The exercise
Output each entry exactly; skip nothing.
>> Begin Supplied information
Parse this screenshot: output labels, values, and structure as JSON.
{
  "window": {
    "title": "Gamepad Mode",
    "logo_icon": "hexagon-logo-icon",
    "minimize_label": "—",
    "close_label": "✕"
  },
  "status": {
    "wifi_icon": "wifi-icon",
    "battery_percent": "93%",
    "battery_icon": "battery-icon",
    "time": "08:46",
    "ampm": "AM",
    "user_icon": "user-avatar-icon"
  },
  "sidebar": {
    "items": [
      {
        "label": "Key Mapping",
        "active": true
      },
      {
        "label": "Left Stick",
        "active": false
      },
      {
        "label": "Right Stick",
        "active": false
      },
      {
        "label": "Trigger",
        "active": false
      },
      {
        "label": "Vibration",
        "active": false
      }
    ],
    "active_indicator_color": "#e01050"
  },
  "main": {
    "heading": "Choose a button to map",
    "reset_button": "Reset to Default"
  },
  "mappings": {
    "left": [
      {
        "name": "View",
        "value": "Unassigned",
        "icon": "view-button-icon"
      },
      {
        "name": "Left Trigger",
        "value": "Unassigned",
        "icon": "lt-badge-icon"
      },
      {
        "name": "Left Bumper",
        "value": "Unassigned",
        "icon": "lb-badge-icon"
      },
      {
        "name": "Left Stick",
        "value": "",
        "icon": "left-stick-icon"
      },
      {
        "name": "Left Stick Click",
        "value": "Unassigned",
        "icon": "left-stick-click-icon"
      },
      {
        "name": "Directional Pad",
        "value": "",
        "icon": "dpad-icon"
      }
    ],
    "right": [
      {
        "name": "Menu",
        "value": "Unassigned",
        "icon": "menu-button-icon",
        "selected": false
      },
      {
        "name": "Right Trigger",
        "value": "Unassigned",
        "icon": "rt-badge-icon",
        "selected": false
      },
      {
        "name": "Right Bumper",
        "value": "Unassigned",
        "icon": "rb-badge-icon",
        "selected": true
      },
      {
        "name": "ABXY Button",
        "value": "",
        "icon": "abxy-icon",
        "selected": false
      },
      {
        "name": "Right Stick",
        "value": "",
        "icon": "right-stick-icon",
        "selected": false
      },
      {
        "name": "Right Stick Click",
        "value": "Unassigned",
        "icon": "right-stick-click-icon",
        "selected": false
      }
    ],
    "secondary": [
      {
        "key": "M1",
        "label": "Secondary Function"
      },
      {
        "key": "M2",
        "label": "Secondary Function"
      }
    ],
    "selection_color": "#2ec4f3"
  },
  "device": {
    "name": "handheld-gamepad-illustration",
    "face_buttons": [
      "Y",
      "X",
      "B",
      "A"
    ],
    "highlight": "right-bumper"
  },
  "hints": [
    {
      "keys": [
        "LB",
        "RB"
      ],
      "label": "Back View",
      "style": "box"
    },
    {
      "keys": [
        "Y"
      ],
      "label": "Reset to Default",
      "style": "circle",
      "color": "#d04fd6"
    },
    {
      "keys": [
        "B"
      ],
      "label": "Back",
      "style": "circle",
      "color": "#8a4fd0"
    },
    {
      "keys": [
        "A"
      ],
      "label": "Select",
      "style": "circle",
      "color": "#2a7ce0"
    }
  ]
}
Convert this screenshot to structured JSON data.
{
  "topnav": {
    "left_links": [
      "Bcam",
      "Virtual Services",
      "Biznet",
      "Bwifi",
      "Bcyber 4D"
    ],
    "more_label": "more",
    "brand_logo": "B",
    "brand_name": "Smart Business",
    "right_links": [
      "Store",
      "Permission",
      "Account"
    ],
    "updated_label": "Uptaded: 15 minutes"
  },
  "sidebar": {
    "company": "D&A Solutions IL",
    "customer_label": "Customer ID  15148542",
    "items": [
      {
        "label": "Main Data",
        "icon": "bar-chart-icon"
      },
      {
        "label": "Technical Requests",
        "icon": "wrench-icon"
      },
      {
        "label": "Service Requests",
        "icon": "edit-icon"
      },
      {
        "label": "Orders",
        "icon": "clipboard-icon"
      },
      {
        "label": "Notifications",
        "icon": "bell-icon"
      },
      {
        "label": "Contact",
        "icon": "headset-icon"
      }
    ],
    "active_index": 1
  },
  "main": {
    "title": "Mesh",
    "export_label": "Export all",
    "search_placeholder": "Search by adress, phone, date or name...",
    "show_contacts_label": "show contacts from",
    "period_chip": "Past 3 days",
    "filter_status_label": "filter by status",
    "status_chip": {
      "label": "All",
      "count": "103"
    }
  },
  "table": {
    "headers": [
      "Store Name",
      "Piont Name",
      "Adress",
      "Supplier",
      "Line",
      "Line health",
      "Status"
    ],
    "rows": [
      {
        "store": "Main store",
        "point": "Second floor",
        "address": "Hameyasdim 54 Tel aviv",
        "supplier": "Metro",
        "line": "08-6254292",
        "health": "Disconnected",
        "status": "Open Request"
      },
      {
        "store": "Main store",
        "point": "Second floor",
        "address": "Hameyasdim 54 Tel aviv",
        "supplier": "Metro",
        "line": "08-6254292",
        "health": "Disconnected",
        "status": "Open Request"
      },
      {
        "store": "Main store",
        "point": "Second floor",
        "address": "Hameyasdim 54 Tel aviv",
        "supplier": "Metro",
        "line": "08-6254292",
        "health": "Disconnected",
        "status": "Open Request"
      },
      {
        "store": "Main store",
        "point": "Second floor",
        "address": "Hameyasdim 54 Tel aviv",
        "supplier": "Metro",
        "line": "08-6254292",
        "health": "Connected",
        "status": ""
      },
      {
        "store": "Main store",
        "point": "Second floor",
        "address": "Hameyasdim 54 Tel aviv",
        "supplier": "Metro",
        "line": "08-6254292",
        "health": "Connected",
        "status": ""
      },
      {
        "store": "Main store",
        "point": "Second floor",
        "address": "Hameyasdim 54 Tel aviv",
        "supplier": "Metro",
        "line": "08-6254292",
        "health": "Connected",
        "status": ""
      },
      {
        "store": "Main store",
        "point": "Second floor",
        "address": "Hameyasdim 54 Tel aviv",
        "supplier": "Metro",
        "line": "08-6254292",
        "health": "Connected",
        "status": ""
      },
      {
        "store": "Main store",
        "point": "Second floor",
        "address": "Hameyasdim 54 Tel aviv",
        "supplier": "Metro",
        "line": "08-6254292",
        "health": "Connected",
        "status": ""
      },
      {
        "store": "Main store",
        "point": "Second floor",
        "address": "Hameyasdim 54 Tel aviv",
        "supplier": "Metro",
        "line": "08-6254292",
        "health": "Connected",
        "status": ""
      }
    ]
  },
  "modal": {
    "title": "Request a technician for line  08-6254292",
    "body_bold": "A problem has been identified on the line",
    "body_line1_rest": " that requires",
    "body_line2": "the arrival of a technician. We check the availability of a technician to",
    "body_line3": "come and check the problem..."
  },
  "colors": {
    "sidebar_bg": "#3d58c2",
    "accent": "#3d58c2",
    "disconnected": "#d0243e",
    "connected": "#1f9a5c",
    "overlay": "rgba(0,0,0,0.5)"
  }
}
>> End Supplied information
The solution
Parse this screenshot: output labels, values, and structure as JSON.
{
  "window": {
    "title": "Gamepad Mode",
    "logo_icon": "hexagon-logo-icon",
    "minimize_label": "—",
    "close_label": "✕"
  },
  "status": {
    "wifi_icon": "wifi-icon",
    "battery_percent": "93%",
    "battery_icon": "battery-icon",
    "time": "08:46",
    "ampm": "AM",
    "user_icon": "user-avatar-icon"
  },
  "sidebar": {
    "items": [
      {
        "label": "Key Mapping",
        "active": true
      },
      {
        "label": "Left Stick",
        "active": false
      },
      {
        "label": "Right Stick",
        "active": false
      },
      {
        "label": "Trigger",
        "active": false
      },
      {
        "label": "Vibration",
        "active": false
      }
    ],
    "active_indicator_color": "#e01050"
  },
  "main": {
    "heading": "Choose a button to map",
    "reset_button": "Reset to Default"
  },
  "mappings": {
    "left": [
      {
        "name": "View",
        "value": "Unassigned",
        "icon": "view-button-icon"
      },
      {
        "name": "Left Trigger",
        "value": "Unassigned",
        "icon": "lt-badge-icon"
      },
      {
        "name": "Left Bumper",
        "value": "Unassigned",
        "icon": "lb-badge-icon"
      },
      {
        "name": "Left Stick",
        "value": "",
        "icon": "left-stick-icon"
      },
      {
        "name": "Left Stick Click",
        "value": "Unassigned",
        "icon": "left-stick-click-icon"
      },
      {
        "name": "Directional Pad",
        "value": "",
        "icon": "dpad-icon"
      }
    ],
    "right": [
      {
        "name": "Menu",
        "value": "Unassigned",
        "icon": "menu-button-icon",
        "selected": false
      },
      {
        "name": "Right Trigger",
        "value": "Unassigned",
        "icon": "rt-badge-icon",
        "selected": false
      },
      {
        "name": "Right Bumper",
        "value": "Unassigned",
        "icon": "rb-badge-icon",
        "selected": true
      },
      {
        "name": "ABXY Button",
        "value": "",
        "icon": "abxy-icon",
        "selected": false
      },
      {
        "name": "Right Stick",
        "value": "",
        "icon": "right-stick-icon",
        "selected": false
      },
      {
        "name": "Right Stick Click",
        "value": "Unassigned",
        "icon": "right-stick-click-icon",
        "selected": false
      }
    ],
    "secondary": [
      {
        "key": "M1",
        "label": "Secondary Function"
      },
      {
        "key": "M2",
        "label": "Secondary Function"
      }
    ],
    "selection_color": "#2ec4f3"
  },
  "device": {
    "name": "handheld-gamepad-illustration",
    "face_buttons": [
      "Y",
      "X",
      "B",
      "A"
    ],
    "highlight": "right-bumper"
  },
  "hints": [
    {
      "keys": [
        "LB",
        "RB"
      ],
      "label": "Back View",
      "style": "box"
    },
    {
      "keys": [
        "Y"
      ],
      "label": "Reset to Default",
      "style": "circle",
      "color": "#d04fd6"
    },
    {
      "keys": [
        "B"
      ],
      "label": "Back",
      "style": "circle",
      "color": "#8a4fd0"
    },
    {
      "keys": [
        "A"
      ],
      "label": "Select",
      "style": "circle",
      "color": "#2a7ce0"
    }
  ]
}
Convert this screenshot to structured JSON data.
{
  "topnav": {
    "left_links": [
      "Bcam",
      "Virtual Services",
      "Biznet",
      "Bwifi",
      "Bcyber 4D"
    ],
    "more_label": "more",
    "brand_logo": "B",
    "brand_name": "Smart Business",
    "right_links": [
      "Store",
      "Permission",
      "Account"
    ],
    "updated_label": "Uptaded: 15 minutes"
  },
  "sidebar": {
    "company": "D&A Solutions IL",
    "customer_label": "Customer ID  15148542",
    "items": [
      {
        "label": "Main Data",
        "icon": "bar-chart-icon"
      },
      {
        "label": "Technical Requests",
        "icon": "wrench-icon"
      },
      {
        "label": "Service Requests",
        "icon": "edit-icon"
      },
      {
        "label": "Orders",
        "icon": "clipboard-icon"
      },
      {
        "label": "Notifications",
        "icon": "bell-icon"
      },
      {
        "label": "Contact",
        "icon": "headset-icon"
      }
    ],
    "active_index": 1
  },
  "main": {
    "title": "Mesh",
    "export_label": "Export all",
    "search_placeholder": "Search by adress, phone, date or name...",
    "show_contacts_label": "show contacts from",
    "period_chip": "Past 3 days",
    "filter_status_label": "filter by status",
    "status_chip": {
      "label": "All",
      "count": "103"
    }
  },
  "table": {
    "headers": [
      "Store Name",
      "Piont Name",
      "Adress",
      "Supplier",
      "Line",
      "Line health",
      "Status"
    ],
    "rows": [
      {
        "store": "Main store",
        "point": "Second floor",
        "address": "Hameyasdim 54 Tel aviv",
        "supplier": "Metro",
        "line": "08-6254292",
        "health": "Disconnected",
        "status": "Open Request"
      },
      {
        "store": "Main store",
        "point": "Second floor",
        "address": "Hameyasdim 54 Tel aviv",
        "supplier": "Metro",
        "line": "08-6254292",
        "health": "Disconnected",
        "status": "Open Request"
      },
      {
        "store": "Main store",
        "point": "Second floor",
        "address": "Hameyasdim 54 Tel aviv",
        "supplier": "Metro",
        "line": "08-6254292",
        "health": "Disconnected",
        "status": "Open Request"
      },
      {
        "store": "Main store",
        "point": "Second floor",
        "address": "Hameyasdim 54 Tel aviv",
        "supplier": "Metro",
        "line": "08-6254292",
        "health": "Connected",
        "status": ""
      },
      {
        "store": "Main store",
        "point": "Second floor",
        "address": "Hameyasdim 54 Tel aviv",
        "supplier": "Metro",
        "line": "08-6254292",
        "health": "Connected",
        "status": ""
      },
      {
        "store": "Main store",
        "point": "Second floor",
        "address": "Hameyasdim 54 Tel aviv",
        "supplier": "Metro",
        "line": "08-6254292",
        "health": "Connected",
        "status": ""
      },
      {
        "store": "Main store",
        "point": "Second floor",
        "address": "Hameyasdim 54 Tel aviv",
        "supplier": "Metro",
        "line": "08-6254292",
        "health": "Connected",
        "status": ""
      },
      {
        "store": "Main store",
        "point": "Second floor",
        "address": "Hameyasdim 54 Tel aviv",
        "supplier": "Metro",
        "line": "08-6254292",
        "health": "Connected",
        "status": ""
      },
      {
        "store": "Main store",
        "point": "Second floor",
        "address": "Hameyasdim 54 Tel aviv",
        "supplier": "Metro",
        "line": "08-6254292",
        "health": "Connected",
        "status": ""
      }
    ]
  },
  "modal": {
    "title": "Request a technician for line  08-6254292",
    "body_bold": "A problem has been identified on the line",
    "body_line1_rest": " that requires",
    "body_line2": "the arrival of a technician. We check the availability of a technician to",
    "body_line3": "come and check the problem..."
  },
  "colors": {
    "sidebar_bg": "#3d58c2",
    "accent": "#3d58c2",
    "disconnected": "#d0243e",
    "connected": "#1f9a5c",
    "overlay": "rgba(0,0,0,0.5)"
  }
}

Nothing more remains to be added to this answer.